> [GIVEN INSTRUCTION]
Which lines contain the string "refresh"? Please list every one of them.

> [SUPPLIED ENTRIES]

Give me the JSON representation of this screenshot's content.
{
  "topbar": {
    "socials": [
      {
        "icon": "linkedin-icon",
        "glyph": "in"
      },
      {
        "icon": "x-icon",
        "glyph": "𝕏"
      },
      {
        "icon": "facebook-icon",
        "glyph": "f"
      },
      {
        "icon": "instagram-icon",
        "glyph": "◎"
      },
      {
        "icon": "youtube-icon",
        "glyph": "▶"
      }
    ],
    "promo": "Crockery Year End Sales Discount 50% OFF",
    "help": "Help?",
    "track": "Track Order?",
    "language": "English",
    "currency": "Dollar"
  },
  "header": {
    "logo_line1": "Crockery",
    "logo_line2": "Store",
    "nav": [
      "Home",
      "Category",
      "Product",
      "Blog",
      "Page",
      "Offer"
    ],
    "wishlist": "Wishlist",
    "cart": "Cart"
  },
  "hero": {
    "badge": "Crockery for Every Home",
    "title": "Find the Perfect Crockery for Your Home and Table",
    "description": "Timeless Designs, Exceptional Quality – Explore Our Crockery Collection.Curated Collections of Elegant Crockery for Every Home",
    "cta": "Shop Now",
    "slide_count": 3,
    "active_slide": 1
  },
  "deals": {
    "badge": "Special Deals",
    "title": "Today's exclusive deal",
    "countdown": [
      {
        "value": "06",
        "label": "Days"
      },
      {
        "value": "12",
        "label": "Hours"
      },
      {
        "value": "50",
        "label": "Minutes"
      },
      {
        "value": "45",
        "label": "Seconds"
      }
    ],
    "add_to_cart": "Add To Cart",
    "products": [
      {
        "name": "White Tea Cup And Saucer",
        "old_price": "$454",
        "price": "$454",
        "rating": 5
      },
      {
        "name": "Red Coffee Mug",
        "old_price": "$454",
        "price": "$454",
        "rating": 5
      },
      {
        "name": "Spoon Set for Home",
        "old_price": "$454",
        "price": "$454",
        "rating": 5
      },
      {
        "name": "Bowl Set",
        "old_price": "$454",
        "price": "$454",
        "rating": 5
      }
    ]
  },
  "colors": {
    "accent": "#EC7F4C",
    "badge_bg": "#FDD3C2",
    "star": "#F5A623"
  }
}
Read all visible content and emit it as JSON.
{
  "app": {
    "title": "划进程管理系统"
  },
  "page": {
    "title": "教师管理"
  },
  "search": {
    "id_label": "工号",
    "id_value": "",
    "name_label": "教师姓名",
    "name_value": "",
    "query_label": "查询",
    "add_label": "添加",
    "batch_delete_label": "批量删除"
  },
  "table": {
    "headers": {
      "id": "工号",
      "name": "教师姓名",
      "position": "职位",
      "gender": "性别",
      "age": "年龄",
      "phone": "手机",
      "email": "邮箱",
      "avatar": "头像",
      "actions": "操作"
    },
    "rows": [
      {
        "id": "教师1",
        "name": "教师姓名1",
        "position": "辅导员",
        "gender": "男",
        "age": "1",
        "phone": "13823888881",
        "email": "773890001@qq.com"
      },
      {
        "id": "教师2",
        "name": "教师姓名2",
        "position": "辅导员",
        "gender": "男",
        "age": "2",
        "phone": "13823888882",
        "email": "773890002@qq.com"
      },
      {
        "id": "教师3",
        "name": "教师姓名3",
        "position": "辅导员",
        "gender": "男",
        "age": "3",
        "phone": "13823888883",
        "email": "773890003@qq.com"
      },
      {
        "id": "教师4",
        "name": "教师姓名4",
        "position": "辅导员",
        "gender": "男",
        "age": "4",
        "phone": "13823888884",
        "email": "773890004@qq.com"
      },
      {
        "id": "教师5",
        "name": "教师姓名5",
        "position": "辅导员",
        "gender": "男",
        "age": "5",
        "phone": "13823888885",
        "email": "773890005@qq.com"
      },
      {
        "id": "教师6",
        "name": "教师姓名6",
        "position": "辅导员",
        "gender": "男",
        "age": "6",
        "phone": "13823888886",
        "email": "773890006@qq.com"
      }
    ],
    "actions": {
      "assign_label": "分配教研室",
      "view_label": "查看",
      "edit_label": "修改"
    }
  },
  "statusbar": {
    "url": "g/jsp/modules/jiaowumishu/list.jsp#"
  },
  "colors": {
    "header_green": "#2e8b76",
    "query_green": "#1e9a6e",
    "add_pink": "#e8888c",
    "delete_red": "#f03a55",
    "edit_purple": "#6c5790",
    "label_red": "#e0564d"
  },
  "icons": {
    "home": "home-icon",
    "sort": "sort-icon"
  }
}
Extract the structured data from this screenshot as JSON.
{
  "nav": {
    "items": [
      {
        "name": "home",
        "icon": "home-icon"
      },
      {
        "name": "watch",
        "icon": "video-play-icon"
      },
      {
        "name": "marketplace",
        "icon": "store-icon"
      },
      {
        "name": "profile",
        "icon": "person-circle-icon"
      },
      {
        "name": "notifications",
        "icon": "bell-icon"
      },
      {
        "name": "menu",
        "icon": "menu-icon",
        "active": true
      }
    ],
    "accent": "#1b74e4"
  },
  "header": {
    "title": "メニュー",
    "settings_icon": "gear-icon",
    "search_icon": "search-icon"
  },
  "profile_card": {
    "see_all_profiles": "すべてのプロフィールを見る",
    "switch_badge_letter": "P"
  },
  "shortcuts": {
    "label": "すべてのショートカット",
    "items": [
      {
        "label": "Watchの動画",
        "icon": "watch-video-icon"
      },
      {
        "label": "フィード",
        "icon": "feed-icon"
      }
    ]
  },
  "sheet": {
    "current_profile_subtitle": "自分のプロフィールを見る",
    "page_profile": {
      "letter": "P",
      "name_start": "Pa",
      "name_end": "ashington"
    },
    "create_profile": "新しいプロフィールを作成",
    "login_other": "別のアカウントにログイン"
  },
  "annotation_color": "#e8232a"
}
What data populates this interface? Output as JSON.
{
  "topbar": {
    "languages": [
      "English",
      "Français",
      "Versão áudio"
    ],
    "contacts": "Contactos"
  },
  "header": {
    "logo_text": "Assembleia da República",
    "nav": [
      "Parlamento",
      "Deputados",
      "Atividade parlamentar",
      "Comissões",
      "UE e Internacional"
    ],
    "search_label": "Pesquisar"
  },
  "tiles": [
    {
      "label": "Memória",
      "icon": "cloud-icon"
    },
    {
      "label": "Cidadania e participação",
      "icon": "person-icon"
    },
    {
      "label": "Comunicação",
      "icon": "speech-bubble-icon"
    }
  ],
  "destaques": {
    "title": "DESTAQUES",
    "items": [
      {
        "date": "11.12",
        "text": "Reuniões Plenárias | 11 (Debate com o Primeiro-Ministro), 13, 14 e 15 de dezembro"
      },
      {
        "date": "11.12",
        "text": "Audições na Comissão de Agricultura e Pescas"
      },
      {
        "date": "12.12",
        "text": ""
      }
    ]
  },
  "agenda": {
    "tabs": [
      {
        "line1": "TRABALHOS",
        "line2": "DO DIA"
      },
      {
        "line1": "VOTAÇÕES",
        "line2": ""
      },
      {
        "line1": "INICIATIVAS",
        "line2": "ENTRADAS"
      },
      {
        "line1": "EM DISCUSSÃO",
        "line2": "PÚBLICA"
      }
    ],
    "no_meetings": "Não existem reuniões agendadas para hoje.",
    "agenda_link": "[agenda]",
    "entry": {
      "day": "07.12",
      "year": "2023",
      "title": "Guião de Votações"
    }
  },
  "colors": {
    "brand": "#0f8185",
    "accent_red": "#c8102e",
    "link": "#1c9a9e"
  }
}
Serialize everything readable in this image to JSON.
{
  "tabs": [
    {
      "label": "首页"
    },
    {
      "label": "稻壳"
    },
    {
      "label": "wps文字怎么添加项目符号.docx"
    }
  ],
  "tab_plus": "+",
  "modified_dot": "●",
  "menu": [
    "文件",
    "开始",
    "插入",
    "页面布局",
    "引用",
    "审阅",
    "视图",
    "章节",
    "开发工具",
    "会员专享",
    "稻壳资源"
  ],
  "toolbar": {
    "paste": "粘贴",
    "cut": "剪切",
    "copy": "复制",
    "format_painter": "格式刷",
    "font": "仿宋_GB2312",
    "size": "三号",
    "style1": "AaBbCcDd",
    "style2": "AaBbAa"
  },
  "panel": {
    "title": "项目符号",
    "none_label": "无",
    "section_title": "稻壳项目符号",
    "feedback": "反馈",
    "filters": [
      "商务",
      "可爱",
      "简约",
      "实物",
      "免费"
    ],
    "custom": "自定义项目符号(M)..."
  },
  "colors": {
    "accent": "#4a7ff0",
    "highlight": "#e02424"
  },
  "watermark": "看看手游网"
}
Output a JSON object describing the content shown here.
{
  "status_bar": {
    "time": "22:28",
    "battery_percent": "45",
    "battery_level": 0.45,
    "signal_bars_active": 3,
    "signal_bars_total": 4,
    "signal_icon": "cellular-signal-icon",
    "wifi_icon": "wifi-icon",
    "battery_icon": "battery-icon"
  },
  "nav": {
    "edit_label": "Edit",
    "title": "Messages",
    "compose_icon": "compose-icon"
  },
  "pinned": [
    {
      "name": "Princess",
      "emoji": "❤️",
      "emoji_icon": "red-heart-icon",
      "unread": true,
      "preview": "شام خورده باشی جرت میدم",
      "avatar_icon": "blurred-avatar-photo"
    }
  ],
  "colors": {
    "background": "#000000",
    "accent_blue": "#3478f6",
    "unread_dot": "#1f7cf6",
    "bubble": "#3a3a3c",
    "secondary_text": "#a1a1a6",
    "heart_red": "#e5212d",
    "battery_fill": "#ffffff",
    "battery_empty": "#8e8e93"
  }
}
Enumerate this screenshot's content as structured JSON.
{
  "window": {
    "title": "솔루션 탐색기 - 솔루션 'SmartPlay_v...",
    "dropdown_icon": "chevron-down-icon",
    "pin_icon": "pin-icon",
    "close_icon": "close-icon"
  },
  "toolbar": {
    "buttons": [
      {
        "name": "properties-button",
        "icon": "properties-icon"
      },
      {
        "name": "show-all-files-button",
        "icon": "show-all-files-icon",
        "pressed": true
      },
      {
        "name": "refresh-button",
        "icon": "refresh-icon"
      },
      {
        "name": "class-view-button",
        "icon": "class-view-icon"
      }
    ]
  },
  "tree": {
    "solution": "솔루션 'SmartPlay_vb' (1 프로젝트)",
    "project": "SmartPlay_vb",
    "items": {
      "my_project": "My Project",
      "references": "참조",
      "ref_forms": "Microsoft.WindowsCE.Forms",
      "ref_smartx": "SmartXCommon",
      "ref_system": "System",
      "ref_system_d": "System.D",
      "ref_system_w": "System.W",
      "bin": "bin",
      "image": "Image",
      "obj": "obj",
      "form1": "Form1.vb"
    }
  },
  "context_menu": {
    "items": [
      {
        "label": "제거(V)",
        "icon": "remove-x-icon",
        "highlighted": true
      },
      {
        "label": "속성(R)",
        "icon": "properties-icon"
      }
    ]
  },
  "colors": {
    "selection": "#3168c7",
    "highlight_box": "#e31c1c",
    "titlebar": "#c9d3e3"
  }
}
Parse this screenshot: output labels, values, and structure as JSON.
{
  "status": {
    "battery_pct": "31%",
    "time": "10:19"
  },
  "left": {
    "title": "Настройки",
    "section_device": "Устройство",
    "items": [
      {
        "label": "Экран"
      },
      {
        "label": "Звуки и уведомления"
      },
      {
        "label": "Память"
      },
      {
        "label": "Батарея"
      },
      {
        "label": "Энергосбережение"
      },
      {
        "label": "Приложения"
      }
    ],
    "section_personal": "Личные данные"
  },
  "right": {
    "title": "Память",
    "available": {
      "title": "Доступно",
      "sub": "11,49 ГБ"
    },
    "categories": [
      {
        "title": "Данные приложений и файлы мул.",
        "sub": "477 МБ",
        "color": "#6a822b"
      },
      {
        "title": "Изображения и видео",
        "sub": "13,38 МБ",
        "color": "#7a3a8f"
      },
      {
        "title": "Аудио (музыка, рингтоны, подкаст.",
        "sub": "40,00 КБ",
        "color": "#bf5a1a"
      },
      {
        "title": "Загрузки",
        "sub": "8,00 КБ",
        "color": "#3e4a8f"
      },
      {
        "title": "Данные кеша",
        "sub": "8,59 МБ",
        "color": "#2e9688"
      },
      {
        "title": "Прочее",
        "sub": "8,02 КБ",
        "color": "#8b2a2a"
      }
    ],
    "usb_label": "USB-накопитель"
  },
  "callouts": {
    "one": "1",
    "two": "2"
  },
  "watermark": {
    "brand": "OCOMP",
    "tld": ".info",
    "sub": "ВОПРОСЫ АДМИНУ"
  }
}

> [RESPONSE TO THIS TASK]
        "name": "refresh-button",
        "icon": "refresh-icon"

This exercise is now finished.